YOUR OBJECTIVE
Skip the images. Copy the records exactly as written.

RECORDS FOR THIS EXERCISE
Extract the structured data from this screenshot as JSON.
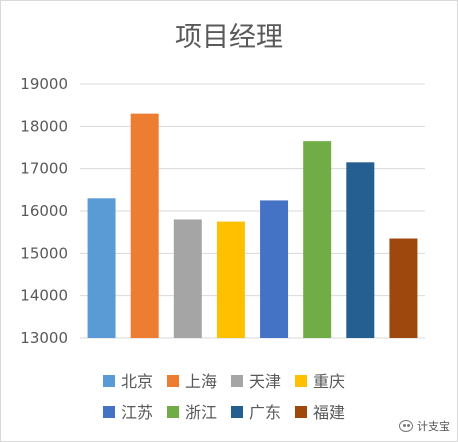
{
  "chart_data": {
    "type": "bar",
    "title": "项目经理",
    "categories": [
      "北京",
      "上海",
      "天津",
      "重庆",
      "江苏",
      "浙江",
      "广东",
      "福建"
    ],
    "values": [
      16300,
      18300,
      15800,
      15750,
      16250,
      17650,
      17150,
      15350
    ],
    "colors": [
      "#5B9BD5",
      "#ED7D31",
      "#A5A5A5",
      "#FFC000",
      "#4472C4",
      "#70AD47",
      "#255E91",
      "#9E480E"
    ],
    "yticks": [
      13000,
      14000,
      15000,
      16000,
      17000,
      18000,
      19000
    ],
    "ylim": [
      13000,
      19000
    ],
    "grid": true,
    "legend": "bottom"
  },
  "watermark": "计支宝"
}
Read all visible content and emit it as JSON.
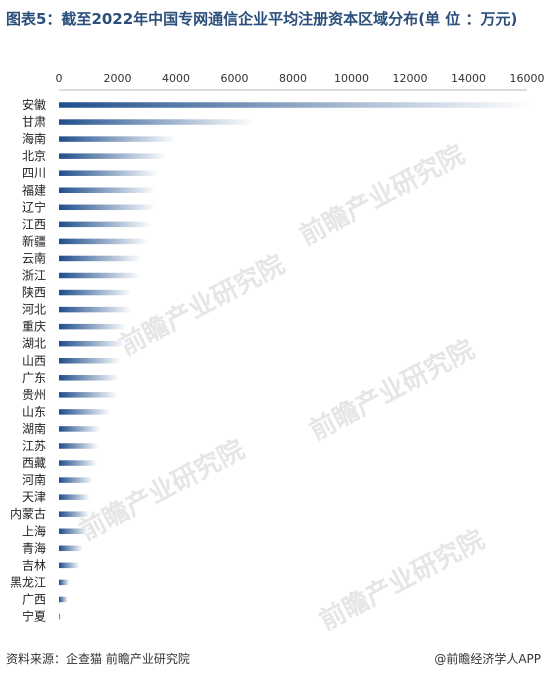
{
  "title": "图表5：截至2022年中国专网通信企业平均注册资本区域分布(单 位 ：万元)",
  "footer": {
    "source": "资料来源：企查猫 前瞻产业研究院",
    "brand": "@前瞻经济学人APP"
  },
  "watermark_text": "前瞻产业研究院",
  "colors": {
    "bar_dark": "#1f4e8c",
    "bar_light": "#ffffff",
    "axis": "#bbbbbb"
  },
  "chart_data": {
    "type": "bar",
    "orientation": "horizontal",
    "title": "图表5：截至2022年中国专网通信企业平均注册资本区域分布(单 位 ：万元)",
    "xlabel": "",
    "ylabel": "",
    "xlim": [
      0,
      16000
    ],
    "xticks": [
      0,
      2000,
      4000,
      6000,
      8000,
      10000,
      12000,
      14000,
      16000
    ],
    "axis_position": "top",
    "grid": false,
    "categories": [
      "安徽",
      "甘肃",
      "海南",
      "北京",
      "四川",
      "福建",
      "辽宁",
      "江西",
      "新疆",
      "云南",
      "浙江",
      "陕西",
      "河北",
      "重庆",
      "湖北",
      "山西",
      "广东",
      "贵州",
      "山东",
      "湖南",
      "江苏",
      "西藏",
      "河南",
      "天津",
      "内蒙古",
      "上海",
      "青海",
      "吉林",
      "黑龙江",
      "广西",
      "宁夏"
    ],
    "values": [
      16200,
      6700,
      4000,
      3700,
      3400,
      3300,
      3300,
      3150,
      3050,
      2800,
      2780,
      2500,
      2480,
      2300,
      2250,
      2100,
      2050,
      2000,
      1750,
      1400,
      1350,
      1300,
      1150,
      1050,
      1050,
      1000,
      800,
      700,
      350,
      300,
      50
    ]
  }
}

EXPECTED OUTPUT
Extract the structured data from this screenshot as JSON.
{
  "chart_data": {
    "type": "bar",
    "title": "项目经理",
    "categories": [
      "北京",
      "上海",
      "天津",
      "重庆",
      "江苏",
      "浙江",
      "广东",
      "福建"
    ],
    "values": [
      16300,
      18300,
      15800,
      15750,
      16250,
      17650,
      17150,
      15350
    ],
    "colors": [
      "#5B9BD5",
      "#ED7D31",
      "#A5A5A5",
      "#FFC000",
      "#4472C4",
      "#70AD47",
      "#255E91",
      "#9E480E"
    ],
    "yticks": [
      13000,
      14000,
      15000,
      16000,
      17000,
      18000,
      19000
    ],
    "ylim": [
      13000,
      19000
    ],
    "grid": true,
    "legend": "bottom"
  },
  "watermark": "计支宝"
}
Read all visible content and emit it as JSON.
{
  "title": "图表5：截至2022年中国专网通信企业平均注册资本区域分布(单 位 ：万元)",
  "footer": {
    "source": "资料来源：企查猫 前瞻产业研究院",
    "brand": "@前瞻经济学人APP"
  },
  "watermark_text": "前瞻产业研究院",
  "colors": {
    "bar_dark": "#1f4e8c",
    "bar_light": "#ffffff",
    "axis": "#bbbbbb"
  },
  "chart_data": {
    "type": "bar",
    "orientation": "horizontal",
    "title": "图表5：截至2022年中国专网通信企业平均注册资本区域分布(单 位 ：万元)",
    "xlabel": "",
    "ylabel": "",
    "xlim": [
      0,
      16000
    ],
    "xticks": [
      0,
      2000,
      4000,
      6000,
      8000,
      10000,
      12000,
      14000,
      16000
    ],
    "axis_position": "top",
    "grid": false,
    "categories": [
      "安徽",
      "甘肃",
      "海南",
      "北京",
      "四川",
      "福建",
      "辽宁",
      "江西",
      "新疆",
      "云南",
      "浙江",
      "陕西",
      "河北",
      "重庆",
      "湖北",
      "山西",
      "广东",
      "贵州",
      "山东",
      "湖南",
      "江苏",
      "西藏",
      "河南",
      "天津",
      "内蒙古",
      "上海",
      "青海",
      "吉林",
      "黑龙江",
      "广西",
      "宁夏"
    ],
    "values": [
      16200,
      6700,
      4000,
      3700,
      3400,
      3300,
      3300,
      3150,
      3050,
      2800,
      2780,
      2500,
      2480,
      2300,
      2250,
      2100,
      2050,
      2000,
      1750,
      1400,
      1350,
      1300,
      1150,
      1050,
      1050,
      1000,
      800,
      700,
      350,
      300,
      50
    ]
  }
}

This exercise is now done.